[Saved entries]
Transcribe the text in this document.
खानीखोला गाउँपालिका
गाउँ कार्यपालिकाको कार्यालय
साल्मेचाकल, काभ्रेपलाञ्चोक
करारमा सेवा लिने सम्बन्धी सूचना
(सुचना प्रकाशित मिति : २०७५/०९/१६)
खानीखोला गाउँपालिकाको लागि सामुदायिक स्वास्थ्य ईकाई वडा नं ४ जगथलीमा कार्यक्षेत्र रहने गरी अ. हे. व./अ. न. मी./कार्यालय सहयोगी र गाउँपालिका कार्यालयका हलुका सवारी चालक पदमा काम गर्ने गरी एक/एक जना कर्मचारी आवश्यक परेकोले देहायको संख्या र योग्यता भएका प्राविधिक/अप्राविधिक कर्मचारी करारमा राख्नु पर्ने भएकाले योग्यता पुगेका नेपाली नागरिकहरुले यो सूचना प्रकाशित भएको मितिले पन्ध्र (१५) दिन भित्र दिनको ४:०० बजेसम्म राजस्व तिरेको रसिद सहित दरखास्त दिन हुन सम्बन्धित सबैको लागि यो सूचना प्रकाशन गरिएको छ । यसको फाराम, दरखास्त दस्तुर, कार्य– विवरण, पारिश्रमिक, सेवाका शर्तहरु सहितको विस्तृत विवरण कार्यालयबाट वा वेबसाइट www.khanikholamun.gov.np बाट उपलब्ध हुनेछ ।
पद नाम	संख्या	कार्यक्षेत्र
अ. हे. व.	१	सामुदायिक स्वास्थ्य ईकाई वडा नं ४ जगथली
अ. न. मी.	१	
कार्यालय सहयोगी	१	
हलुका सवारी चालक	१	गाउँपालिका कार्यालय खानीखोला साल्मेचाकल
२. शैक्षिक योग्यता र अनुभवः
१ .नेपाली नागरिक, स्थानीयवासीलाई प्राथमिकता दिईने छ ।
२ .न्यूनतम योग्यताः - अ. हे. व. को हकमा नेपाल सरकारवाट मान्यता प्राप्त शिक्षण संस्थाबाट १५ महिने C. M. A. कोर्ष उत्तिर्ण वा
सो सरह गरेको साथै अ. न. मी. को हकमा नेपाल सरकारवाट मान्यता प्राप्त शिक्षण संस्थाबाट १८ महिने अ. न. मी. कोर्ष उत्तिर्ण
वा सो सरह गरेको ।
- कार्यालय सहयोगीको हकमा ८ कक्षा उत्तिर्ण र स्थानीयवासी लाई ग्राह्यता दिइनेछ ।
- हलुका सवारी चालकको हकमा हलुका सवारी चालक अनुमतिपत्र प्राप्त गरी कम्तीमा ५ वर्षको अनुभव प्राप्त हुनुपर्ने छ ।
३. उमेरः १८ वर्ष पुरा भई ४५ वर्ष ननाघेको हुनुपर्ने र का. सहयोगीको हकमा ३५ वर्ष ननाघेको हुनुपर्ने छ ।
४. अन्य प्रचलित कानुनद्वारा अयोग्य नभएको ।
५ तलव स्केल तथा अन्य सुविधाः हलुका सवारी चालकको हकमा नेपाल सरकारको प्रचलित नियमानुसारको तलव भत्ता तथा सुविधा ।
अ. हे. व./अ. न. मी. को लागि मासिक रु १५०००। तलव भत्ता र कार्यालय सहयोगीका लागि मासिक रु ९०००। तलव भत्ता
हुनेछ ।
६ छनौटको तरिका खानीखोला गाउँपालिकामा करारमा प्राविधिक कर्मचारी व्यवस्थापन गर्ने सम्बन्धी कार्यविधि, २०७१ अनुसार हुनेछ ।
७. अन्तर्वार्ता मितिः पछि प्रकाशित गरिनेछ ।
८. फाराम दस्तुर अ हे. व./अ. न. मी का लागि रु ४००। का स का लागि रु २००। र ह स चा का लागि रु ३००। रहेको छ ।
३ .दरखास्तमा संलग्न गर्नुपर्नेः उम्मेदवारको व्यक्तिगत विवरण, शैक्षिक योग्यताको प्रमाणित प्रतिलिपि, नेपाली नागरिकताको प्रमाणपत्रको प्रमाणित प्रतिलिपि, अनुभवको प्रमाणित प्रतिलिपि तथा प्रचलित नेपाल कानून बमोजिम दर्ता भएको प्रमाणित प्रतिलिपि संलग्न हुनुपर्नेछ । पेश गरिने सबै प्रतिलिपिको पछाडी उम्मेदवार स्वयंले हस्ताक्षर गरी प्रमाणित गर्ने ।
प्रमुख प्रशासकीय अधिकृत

▶ SHORT TASK: In the listing, how many lines hold "जगथल"? Answer with a bare number.

▶ WORKED ANSWER: 2